- Task -
Word for word, copy all the data and drop the pictures.

Source data:
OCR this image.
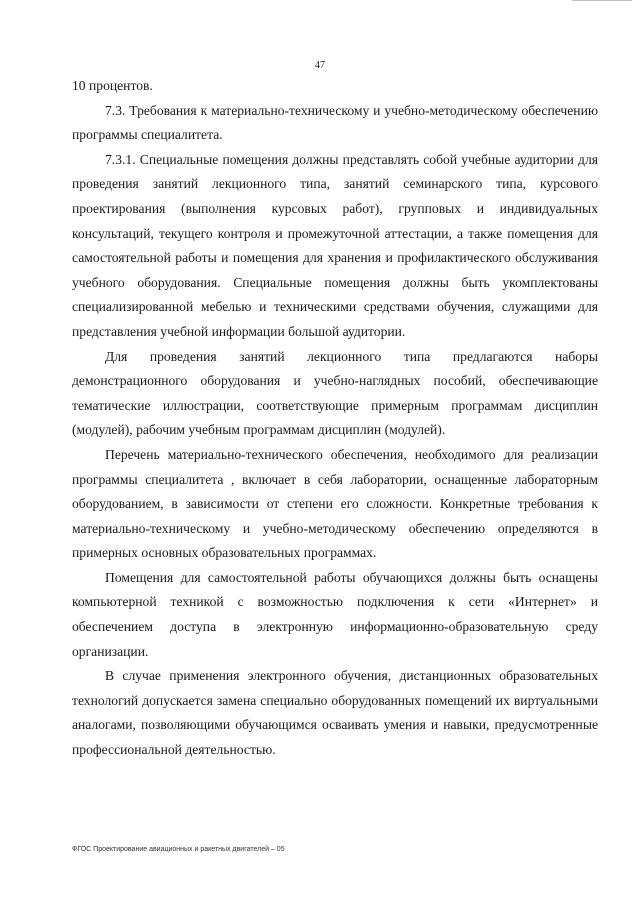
47

10 процентов.

7.3. Требования к материально-техническому и учебно-методическому обеспечению программы специалитета.

7.3.1. Специальные помещения должны представлять собой учебные аудитории для проведения занятий лекционного типа, занятий семинарского типа, курсового проектирования (выполнения курсовых работ), групповых и индивидуальных консультаций, текущего контроля и промежуточной аттестации, а также помещения для самостоятельной работы и помещения для хранения и профилактического обслуживания учебного оборудования. Специальные помещения должны быть укомплектованы специализированной мебелью и техническими средствами обучения, служащими для представления учебной информации большой аудитории.

Для проведения занятий лекционного типа предлагаются наборы демонстрационного оборудования и учебно-наглядных пособий, обеспечивающие тематические иллюстрации, соответствующие примерным программам дисциплин (модулей), рабочим учебным программам дисциплин (модулей).

Перечень материально-технического обеспечения, необходимого для реализации программы специалитета , включает в себя лаборатории, оснащенные лабораторным оборудованием, в зависимости от степени его сложности. Конкретные требования к материально-техническому и учебно-методическому обеспечению определяются в примерных основных образовательных программах.

Помещения для самостоятельной работы обучающихся должны быть оснащены компьютерной техникой с возможностью подключения к сети «Интернет» и обеспечением доступа в электронную информационно-образовательную среду организации.

В случае применения электронного обучения, дистанционных образовательных технологий допускается замена специально оборудованных помещений их виртуальными аналогами, позволяющими обучающимся осваивать умения и навыки, предусмотренные профессиональной деятельностью.

ФГОС Проектирование авиационных и ракетных двигателей – 05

- Completed task -
OCR this image.
47

10 процентов.

7.3. Требования к материально-техническому и учебно-методическому обеспечению программы специалитета.

7.3.1. Специальные помещения должны представлять собой учебные аудитории для проведения занятий лекционного типа, занятий семинарского типа, курсового проектирования (выполнения курсовых работ), групповых и индивидуальных консультаций, текущего контроля и промежуточной аттестации, а также помещения для самостоятельной работы и помещения для хранения и профилактического обслуживания учебного оборудования. Специальные помещения должны быть укомплектованы специализированной мебелью и техническими средствами обучения, служащими для представления учебной информации большой аудитории.

Для проведения занятий лекционного типа предлагаются наборы демонстрационного оборудования и учебно-наглядных пособий, обеспечивающие тематические иллюстрации, соответствующие примерным программам дисциплин (модулей), рабочим учебным программам дисциплин (модулей).

Перечень материально-технического обеспечения, необходимого для реализации программы специалитета , включает в себя лаборатории, оснащенные лабораторным оборудованием, в зависимости от степени его сложности. Конкретные требования к материально-техническому и учебно-методическому обеспечению определяются в примерных основных образовательных программах.

Помещения для самостоятельной работы обучающихся должны быть оснащены компьютерной техникой с возможностью подключения к сети «Интернет» и обеспечением доступа в электронную информационно-образовательную среду организации.

В случае применения электронного обучения, дистанционных образовательных технологий допускается замена специально оборудованных помещений их виртуальными аналогами, позволяющими обучающимся осваивать умения и навыки, предусмотренные профессиональной деятельностью.

ФГОС Проектирование авиационных и ракетных двигателей – 05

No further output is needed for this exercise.